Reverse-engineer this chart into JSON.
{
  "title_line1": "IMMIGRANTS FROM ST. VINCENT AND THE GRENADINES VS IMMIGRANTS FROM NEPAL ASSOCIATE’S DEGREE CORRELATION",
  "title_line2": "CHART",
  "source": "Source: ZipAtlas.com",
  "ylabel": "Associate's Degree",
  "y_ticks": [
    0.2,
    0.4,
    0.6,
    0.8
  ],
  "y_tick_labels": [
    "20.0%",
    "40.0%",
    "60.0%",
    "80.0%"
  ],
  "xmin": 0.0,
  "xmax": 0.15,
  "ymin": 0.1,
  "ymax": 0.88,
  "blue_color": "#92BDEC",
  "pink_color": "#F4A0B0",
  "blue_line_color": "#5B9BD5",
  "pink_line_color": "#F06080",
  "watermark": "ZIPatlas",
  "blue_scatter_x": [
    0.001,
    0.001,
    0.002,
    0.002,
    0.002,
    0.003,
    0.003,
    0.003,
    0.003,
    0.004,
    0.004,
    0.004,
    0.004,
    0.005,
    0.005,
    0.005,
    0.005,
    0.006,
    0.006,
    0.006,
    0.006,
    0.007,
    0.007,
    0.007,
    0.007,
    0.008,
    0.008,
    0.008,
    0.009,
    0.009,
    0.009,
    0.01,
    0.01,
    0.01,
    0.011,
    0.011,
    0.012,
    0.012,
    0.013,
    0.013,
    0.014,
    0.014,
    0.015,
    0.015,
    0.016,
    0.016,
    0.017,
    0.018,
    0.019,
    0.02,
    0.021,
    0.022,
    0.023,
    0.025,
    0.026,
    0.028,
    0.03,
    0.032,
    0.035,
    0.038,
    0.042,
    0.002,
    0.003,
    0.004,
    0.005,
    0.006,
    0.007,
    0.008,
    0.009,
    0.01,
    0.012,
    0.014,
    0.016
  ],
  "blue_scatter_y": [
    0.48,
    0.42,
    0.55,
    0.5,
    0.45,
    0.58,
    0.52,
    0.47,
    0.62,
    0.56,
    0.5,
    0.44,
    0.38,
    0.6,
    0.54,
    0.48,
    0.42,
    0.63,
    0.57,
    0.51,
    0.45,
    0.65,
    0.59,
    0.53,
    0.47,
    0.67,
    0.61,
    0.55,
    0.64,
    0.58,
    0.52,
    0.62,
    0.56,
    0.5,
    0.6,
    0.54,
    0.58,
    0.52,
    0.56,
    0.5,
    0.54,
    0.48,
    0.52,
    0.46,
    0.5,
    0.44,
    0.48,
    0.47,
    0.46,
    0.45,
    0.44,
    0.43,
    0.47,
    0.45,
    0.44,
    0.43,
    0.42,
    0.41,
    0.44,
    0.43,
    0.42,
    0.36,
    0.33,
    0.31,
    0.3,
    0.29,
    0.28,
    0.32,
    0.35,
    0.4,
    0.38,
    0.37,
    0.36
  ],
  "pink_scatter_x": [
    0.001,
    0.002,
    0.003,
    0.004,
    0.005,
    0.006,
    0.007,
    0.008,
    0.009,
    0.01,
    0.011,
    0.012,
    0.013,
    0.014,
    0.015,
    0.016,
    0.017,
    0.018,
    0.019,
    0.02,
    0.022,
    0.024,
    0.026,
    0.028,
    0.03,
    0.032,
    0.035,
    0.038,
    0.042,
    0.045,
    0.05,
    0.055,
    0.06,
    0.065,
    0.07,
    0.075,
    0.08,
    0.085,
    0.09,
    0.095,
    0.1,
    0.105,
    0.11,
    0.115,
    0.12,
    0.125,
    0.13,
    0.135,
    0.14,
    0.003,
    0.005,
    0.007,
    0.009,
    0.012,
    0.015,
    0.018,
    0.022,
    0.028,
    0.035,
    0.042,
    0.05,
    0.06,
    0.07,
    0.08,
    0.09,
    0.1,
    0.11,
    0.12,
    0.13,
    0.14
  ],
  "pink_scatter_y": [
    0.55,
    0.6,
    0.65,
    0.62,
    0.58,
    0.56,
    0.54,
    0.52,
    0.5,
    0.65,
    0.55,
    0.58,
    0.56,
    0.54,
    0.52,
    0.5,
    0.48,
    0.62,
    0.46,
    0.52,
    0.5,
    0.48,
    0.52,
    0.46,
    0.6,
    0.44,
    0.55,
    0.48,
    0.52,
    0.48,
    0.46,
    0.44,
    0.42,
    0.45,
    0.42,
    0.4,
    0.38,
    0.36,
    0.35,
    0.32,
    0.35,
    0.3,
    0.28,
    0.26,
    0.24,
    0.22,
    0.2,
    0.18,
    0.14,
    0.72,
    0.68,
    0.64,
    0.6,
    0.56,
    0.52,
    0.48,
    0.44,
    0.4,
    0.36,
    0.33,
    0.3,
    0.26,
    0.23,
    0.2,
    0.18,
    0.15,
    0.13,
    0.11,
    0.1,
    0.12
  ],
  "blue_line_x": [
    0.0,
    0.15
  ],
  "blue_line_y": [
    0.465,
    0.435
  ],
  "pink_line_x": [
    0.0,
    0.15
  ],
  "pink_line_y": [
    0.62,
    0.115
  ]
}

• PROBLEM: Go through the records and print each one exactly.

• REPLY:
Reverse-engineer this chart into JSON.
{
  "title_line1": "IMMIGRANTS FROM ST. VINCENT AND THE GRENADINES VS IMMIGRANTS FROM NEPAL ASSOCIATE’S DEGREE CORRELATION",
  "title_line2": "CHART",
  "source": "Source: ZipAtlas.com",
  "ylabel": "Associate's Degree",
  "y_ticks": [
    0.2,
    0.4,
    0.6,
    0.8
  ],
  "y_tick_labels": [
    "20.0%",
    "40.0%",
    "60.0%",
    "80.0%"
  ],
  "xmin": 0.0,
  "xmax": 0.15,
  "ymin": 0.1,
  "ymax": 0.88,
  "blue_color": "#92BDEC",
  "pink_color": "#F4A0B0",
  "blue_line_color": "#5B9BD5",
  "pink_line_color": "#F06080",
  "watermark": "ZIPatlas",
  "blue_scatter_x": [
    0.001,
    0.001,
    0.002,
    0.002,
    0.002,
    0.003,
    0.003,
    0.003,
    0.003,
    0.004,
    0.004,
    0.004,
    0.004,
    0.005,
    0.005,
    0.005,
    0.005,
    0.006,
    0.006,
    0.006,
    0.006,
    0.007,
    0.007,
    0.007,
    0.007,
    0.008,
    0.008,
    0.008,
    0.009,
    0.009,
    0.009,
    0.01,
    0.01,
    0.01,
    0.011,
    0.011,
    0.012,
    0.012,
    0.013,
    0.013,
    0.014,
    0.014,
    0.015,
    0.015,
    0.016,
    0.016,
    0.017,
    0.018,
    0.019,
    0.02,
    0.021,
    0.022,
    0.023,
    0.025,
    0.026,
    0.028,
    0.03,
    0.032,
    0.035,
    0.038,
    0.042,
    0.002,
    0.003,
    0.004,
    0.005,
    0.006,
    0.007,
    0.008,
    0.009,
    0.01,
    0.012,
    0.014,
    0.016
  ],
  "blue_scatter_y": [
    0.48,
    0.42,
    0.55,
    0.5,
    0.45,
    0.58,
    0.52,
    0.47,
    0.62,
    0.56,
    0.5,
    0.44,
    0.38,
    0.6,
    0.54,
    0.48,
    0.42,
    0.63,
    0.57,
    0.51,
    0.45,
    0.65,
    0.59,
    0.53,
    0.47,
    0.67,
    0.61,
    0.55,
    0.64,
    0.58,
    0.52,
    0.62,
    0.56,
    0.5,
    0.6,
    0.54,
    0.58,
    0.52,
    0.56,
    0.5,
    0.54,
    0.48,
    0.52,
    0.46,
    0.5,
    0.44,
    0.48,
    0.47,
    0.46,
    0.45,
    0.44,
    0.43,
    0.47,
    0.45,
    0.44,
    0.43,
    0.42,
    0.41,
    0.44,
    0.43,
    0.42,
    0.36,
    0.33,
    0.31,
    0.3,
    0.29,
    0.28,
    0.32,
    0.35,
    0.4,
    0.38,
    0.37,
    0.36
  ],
  "pink_scatter_x": [
    0.001,
    0.002,
    0.003,
    0.004,
    0.005,
    0.006,
    0.007,
    0.008,
    0.009,
    0.01,
    0.011,
    0.012,
    0.013,
    0.014,
    0.015,
    0.016,
    0.017,
    0.018,
    0.019,
    0.02,
    0.022,
    0.024,
    0.026,
    0.028,
    0.03,
    0.032,
    0.035,
    0.038,
    0.042,
    0.045,
    0.05,
    0.055,
    0.06,
    0.065,
    0.07,
    0.075,
    0.08,
    0.085,
    0.09,
    0.095,
    0.1,
    0.105,
    0.11,
    0.115,
    0.12,
    0.125,
    0.13,
    0.135,
    0.14,
    0.003,
    0.005,
    0.007,
    0.009,
    0.012,
    0.015,
    0.018,
    0.022,
    0.028,
    0.035,
    0.042,
    0.05,
    0.06,
    0.07,
    0.08,
    0.09,
    0.1,
    0.11,
    0.12,
    0.13,
    0.14
  ],
  "pink_scatter_y": [
    0.55,
    0.6,
    0.65,
    0.62,
    0.58,
    0.56,
    0.54,
    0.52,
    0.5,
    0.65,
    0.55,
    0.58,
    0.56,
    0.54,
    0.52,
    0.5,
    0.48,
    0.62,
    0.46,
    0.52,
    0.5,
    0.48,
    0.52,
    0.46,
    0.6,
    0.44,
    0.55,
    0.48,
    0.52,
    0.48,
    0.46,
    0.44,
    0.42,
    0.45,
    0.42,
    0.4,
    0.38,
    0.36,
    0.35,
    0.32,
    0.35,
    0.3,
    0.28,
    0.26,
    0.24,
    0.22,
    0.2,
    0.18,
    0.14,
    0.72,
    0.68,
    0.64,
    0.6,
    0.56,
    0.52,
    0.48,
    0.44,
    0.4,
    0.36,
    0.33,
    0.3,
    0.26,
    0.23,
    0.2,
    0.18,
    0.15,
    0.13,
    0.11,
    0.1,
    0.12
  ],
  "blue_line_x": [
    0.0,
    0.15
  ],
  "blue_line_y": [
    0.465,
    0.435
  ],
  "pink_line_x": [
    0.0,
    0.15
  ],
  "pink_line_y": [
    0.62,
    0.115
  ]
}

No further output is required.